[Material provided]
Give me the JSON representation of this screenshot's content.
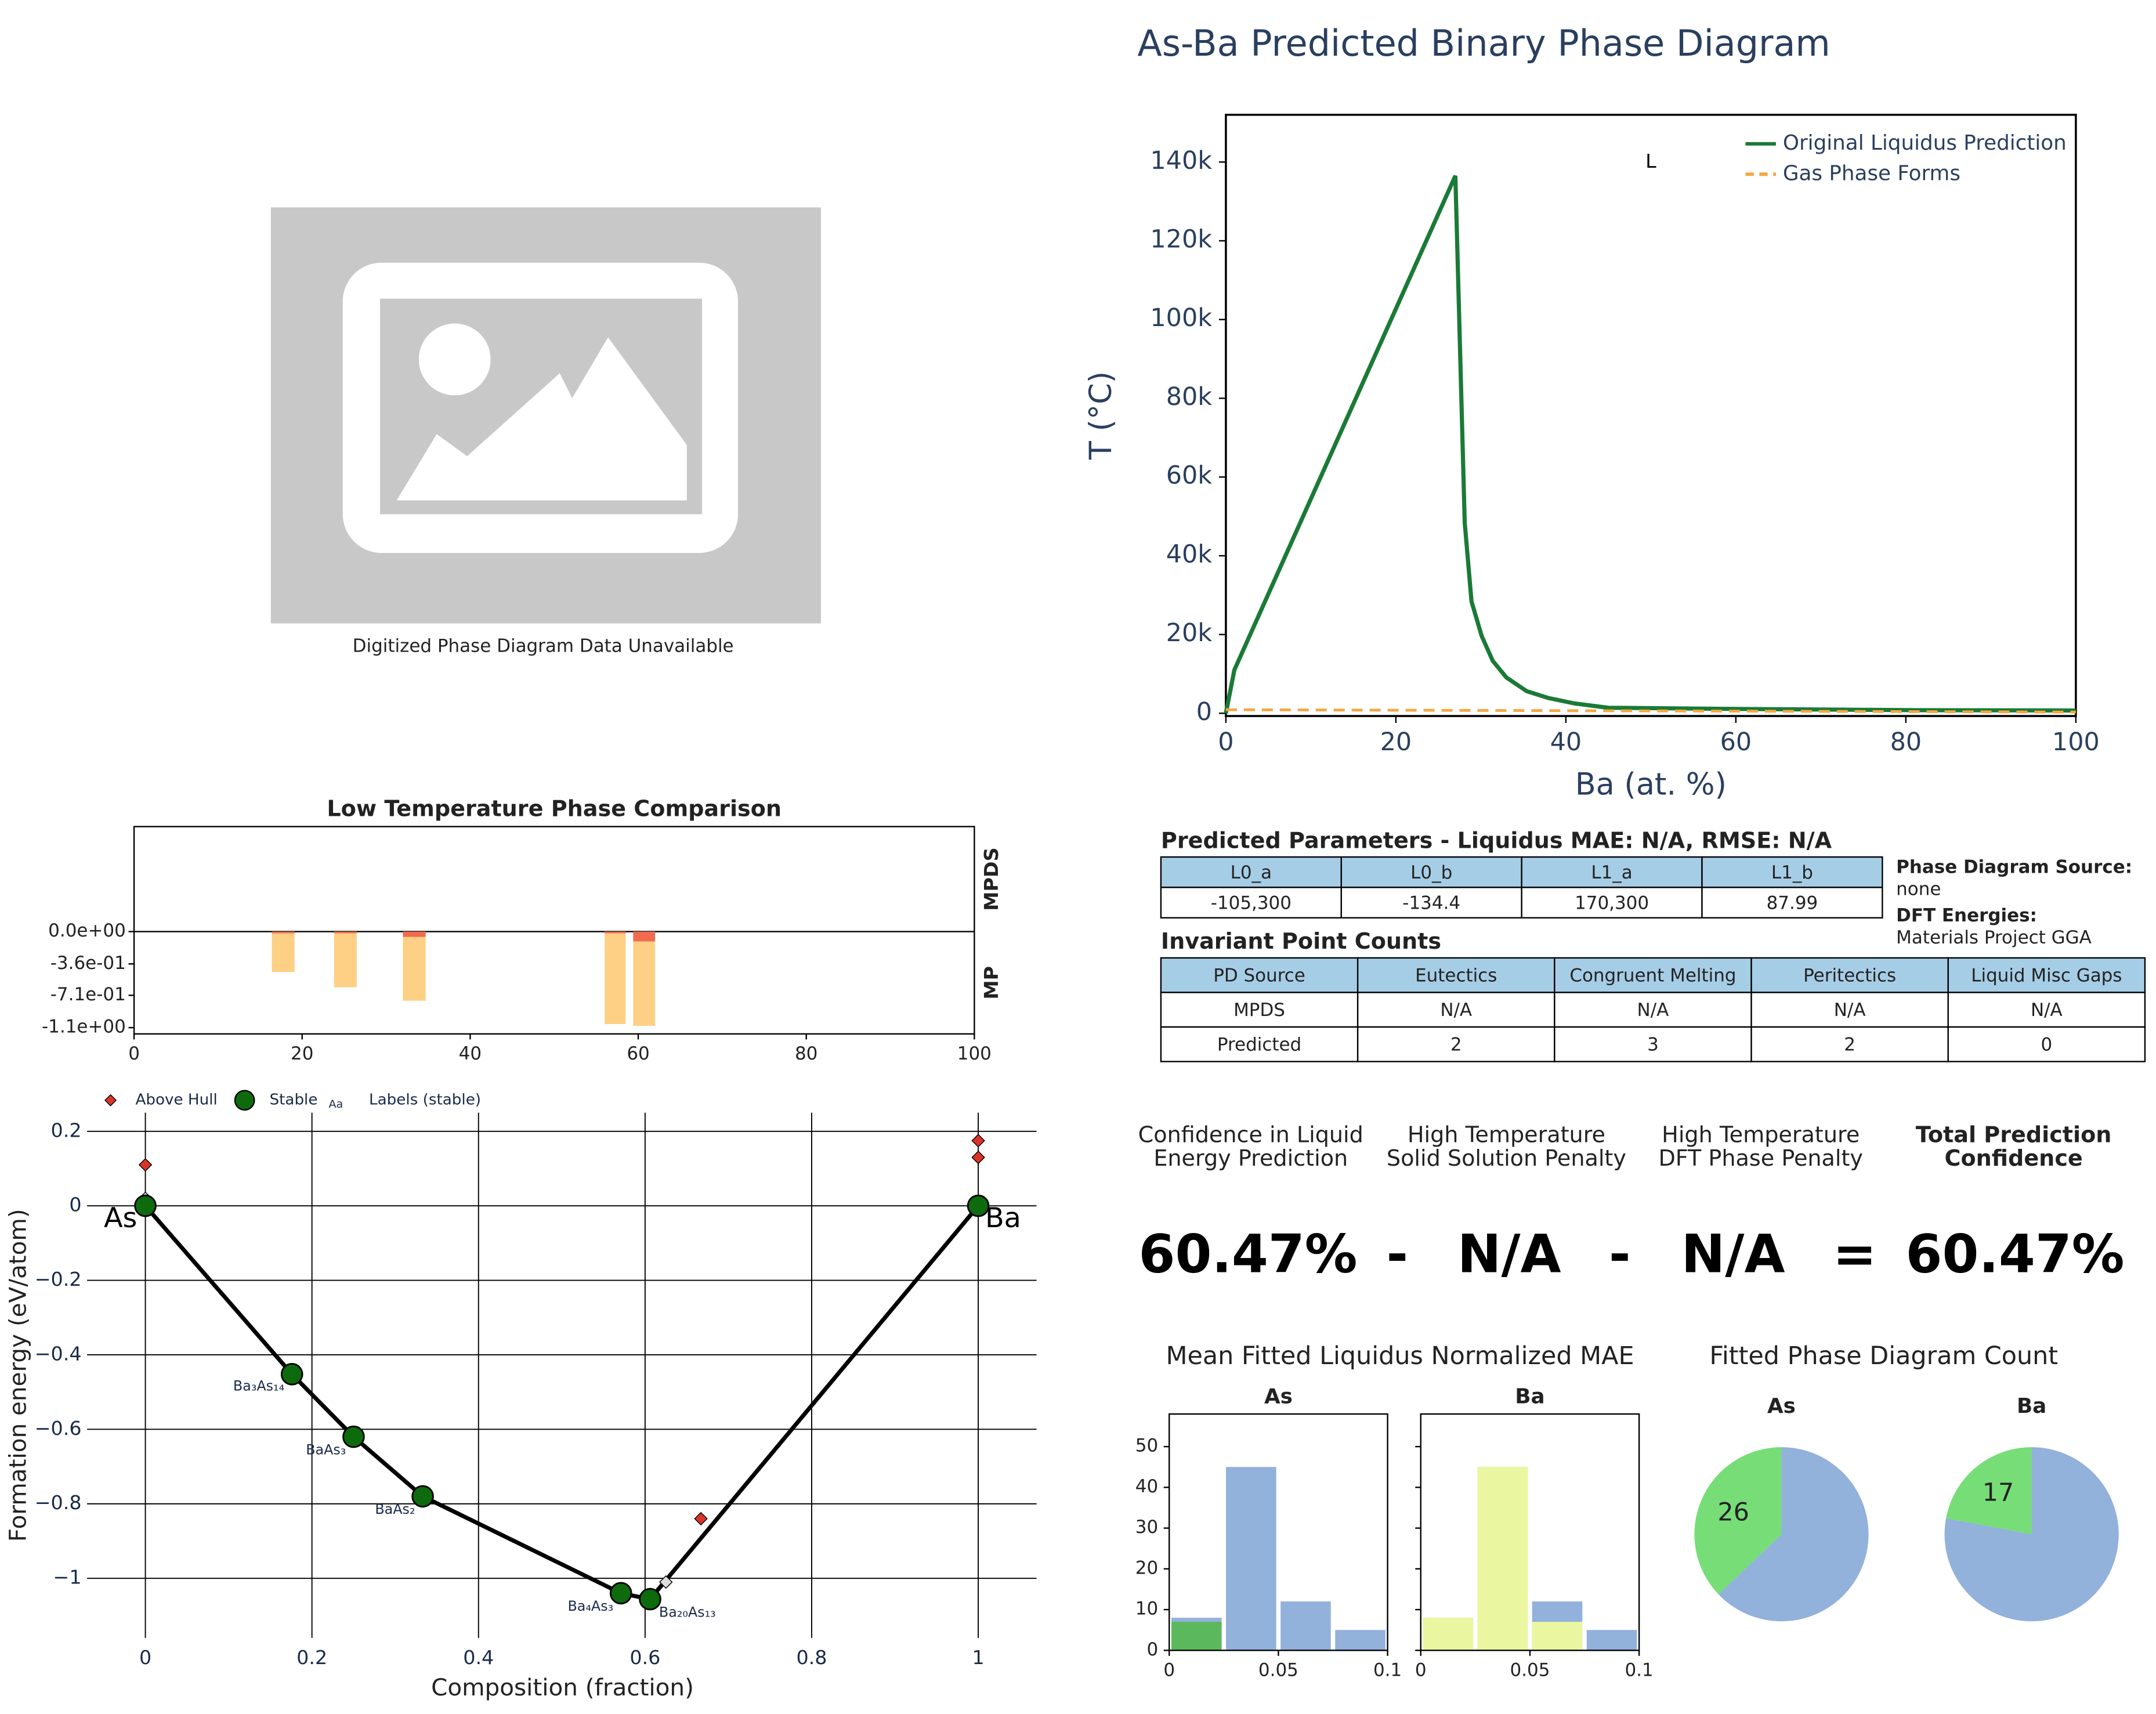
{
  "placeholder": {
    "caption": "Digitized Phase Diagram Data Unavailable"
  },
  "chart_data": [
    {
      "type": "line",
      "title": "As-Ba Predicted Binary Phase Diagram",
      "xlabel": "Ba (at. %)",
      "ylabel": "T (°C)",
      "xlim": [
        0,
        100
      ],
      "ylim": [
        -700,
        152000
      ],
      "xticks": [
        0,
        20,
        40,
        60,
        80,
        100
      ],
      "yticks": [
        0,
        {
          "value": 20000,
          "label": "20k"
        },
        {
          "value": 40000,
          "label": "40k"
        },
        {
          "value": 60000,
          "label": "60k"
        },
        {
          "value": 80000,
          "label": "80k"
        },
        {
          "value": 100000,
          "label": "100k"
        },
        {
          "value": 120000,
          "label": "120k"
        },
        {
          "value": 140000,
          "label": "140k"
        }
      ],
      "legend": "upper right",
      "annotations": [
        {
          "text": "L",
          "x": 50,
          "y": 140000
        }
      ],
      "series": [
        {
          "name": "Original Liquidus Prediction",
          "color": "#1a7a36",
          "dash": "solid",
          "x": [
            0,
            1,
            27,
            28.1,
            28.9,
            30.1,
            31.4,
            33,
            35.4,
            37.9,
            41,
            45,
            60,
            80,
            100
          ],
          "values": [
            0,
            11000,
            136500,
            48400,
            28400,
            19600,
            13300,
            9100,
            5600,
            3900,
            2500,
            1400,
            1100,
            800,
            700
          ]
        },
        {
          "name": "Gas Phase Forms",
          "color": "#f4a742",
          "dash": "dashed",
          "x": [
            0,
            100
          ],
          "values": [
            900,
            300
          ]
        }
      ]
    },
    {
      "type": "bar",
      "title": "Low Temperature Phase Comparison",
      "xlim": [
        0,
        100
      ],
      "ylim": [
        -1.14,
        1.17
      ],
      "xticks": [
        0,
        20,
        40,
        60,
        80,
        100
      ],
      "yticks": [
        {
          "value": 0,
          "label": "0.0e+00"
        },
        {
          "value": -0.36,
          "label": "-3.6e-01"
        },
        {
          "value": -0.71,
          "label": "-7.1e-01"
        },
        {
          "value": -1.07,
          "label": "-1.1e+00"
        }
      ],
      "row_labels": [
        "MPDS",
        "MP"
      ],
      "stacked": true,
      "bar_edges": [
        [
          16.4,
          19.1
        ],
        [
          23.8,
          26.5
        ],
        [
          32,
          34.7
        ],
        [
          56,
          58.5
        ],
        [
          59.4,
          62
        ]
      ],
      "series": [
        {
          "color": "#f26b4f",
          "values": [
            -0.02,
            -0.02,
            -0.06,
            -0.02,
            -0.11
          ]
        },
        {
          "color": "#fdd085",
          "values": [
            -0.43,
            -0.6,
            -0.71,
            -1.01,
            -0.94
          ]
        }
      ]
    },
    {
      "type": "scatter",
      "xlabel": "Composition (fraction)",
      "ylabel": "Formation energy (eV/atom)",
      "xlim": [
        -0.07,
        1.07
      ],
      "ylim": [
        -1.16,
        0.25
      ],
      "grid": true,
      "xticks": [
        0,
        0.2,
        0.4,
        0.6,
        0.8,
        1
      ],
      "yticks": [
        0.2,
        0,
        {
          "value": -0.2,
          "label": "−0.2"
        },
        {
          "value": -0.4,
          "label": "−0.4"
        },
        {
          "value": -0.6,
          "label": "−0.6"
        },
        {
          "value": -0.8,
          "label": "−0.8"
        },
        {
          "value": -1,
          "label": "−1"
        }
      ],
      "label_legend": {
        "icon": "Aa",
        "name": "Labels (stable)"
      },
      "series": [
        {
          "color": "#dddddd",
          "marker": "diamond",
          "x": [
            0,
            0.625,
            1
          ],
          "values": [
            0.02,
            -1.01,
            0.01
          ]
        },
        {
          "name": "Above Hull",
          "color": "#d9342b",
          "marker": "diamond",
          "x": [
            0,
            1,
            1,
            0.667
          ],
          "values": [
            0.11,
            0.175,
            0.13,
            -0.84
          ]
        },
        {
          "name": "Stable",
          "color": "#0d6b0d",
          "marker": "circle",
          "line": true,
          "x": [
            0,
            0.176,
            0.25,
            0.333,
            0.571,
            0.606,
            1
          ],
          "values": [
            0,
            -0.452,
            -0.62,
            -0.78,
            -1.04,
            -1.056,
            0
          ],
          "labels": [
            "As",
            "Ba₃As₁₄",
            "BaAs₃",
            "BaAs₂",
            "Ba₄As₃",
            "Ba₂₀As₁₃",
            "Ba"
          ]
        }
      ]
    },
    {
      "type": "histogram",
      "title": "Mean Fitted Liquidus Normalized MAE",
      "bins": [
        0,
        0.025,
        0.05,
        0.075,
        0.1
      ],
      "xlim": [
        0,
        0.1
      ],
      "ylim": [
        0,
        58
      ],
      "xticks": [
        0,
        0.05,
        0.1
      ],
      "yticks": [
        0,
        10,
        20,
        30,
        40,
        50
      ],
      "sharey": true,
      "subplots": [
        {
          "title": "As",
          "series": [
            {
              "color": "#92b1db",
              "values": [
                8,
                45,
                12,
                5
              ]
            },
            {
              "color": "#5cb85c",
              "values": [
                7,
                0,
                0,
                0
              ]
            }
          ]
        },
        {
          "title": "Ba",
          "series": [
            {
              "color": "#92b1db",
              "values": [
                8,
                45,
                12,
                5
              ]
            },
            {
              "color": "#eaf7a0",
              "values": [
                8,
                45,
                7,
                0
              ]
            }
          ]
        }
      ]
    },
    {
      "type": "pie",
      "title": "Fitted Phase Diagram Count",
      "colors": [
        "#77dd77",
        "#92b1db"
      ],
      "start": "top",
      "direction": "counterclockwise",
      "pies": [
        {
          "title": "As",
          "values": [
            26,
            44
          ],
          "value_labels": [
            "26",
            null
          ]
        },
        {
          "title": "Ba",
          "values": [
            17,
            60
          ],
          "value_labels": [
            "17",
            null
          ]
        }
      ]
    }
  ],
  "parameters": {
    "title": "Predicted Parameters - Liquidus MAE: N/A, RMSE: N/A",
    "headers": [
      "L0_a",
      "L0_b",
      "L1_a",
      "L1_b"
    ],
    "rows": [
      [
        "-105,300",
        "-134.4",
        "170,300",
        "87.99"
      ]
    ]
  },
  "source_info": [
    {
      "label": "Phase Diagram Source:",
      "value": "none"
    },
    {
      "label": "DFT Energies:",
      "value": "Materials Project GGA"
    }
  ],
  "invariants": {
    "title": "Invariant Point Counts",
    "headers": [
      "PD Source",
      "Eutectics",
      "Congruent Melting",
      "Peritectics",
      "Liquid Misc Gaps"
    ],
    "rows": [
      [
        "MPDS",
        "N/A",
        "N/A",
        "N/A",
        "N/A"
      ],
      [
        "Predicted",
        "2",
        "3",
        "2",
        "0"
      ]
    ]
  },
  "confidence": {
    "headers": [
      [
        "Confidence in Liquid",
        "Energy Prediction"
      ],
      [
        "High Temperature",
        "Solid Solution Penalty"
      ],
      [
        "High Temperature",
        "DFT Phase Penalty"
      ],
      [
        "Total Prediction",
        "Confidence"
      ]
    ],
    "terms": [
      "60.47%",
      "-",
      "N/A",
      "-",
      "N/A",
      "=",
      "60.47%"
    ]
  }
}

[Exercise brief] Go through the records and pull out each line that includes the word "ylabel".

[Output for this exercise]
      "ylabel": "T (°C)",
      "ylabel": "Formation energy (eV/atom)",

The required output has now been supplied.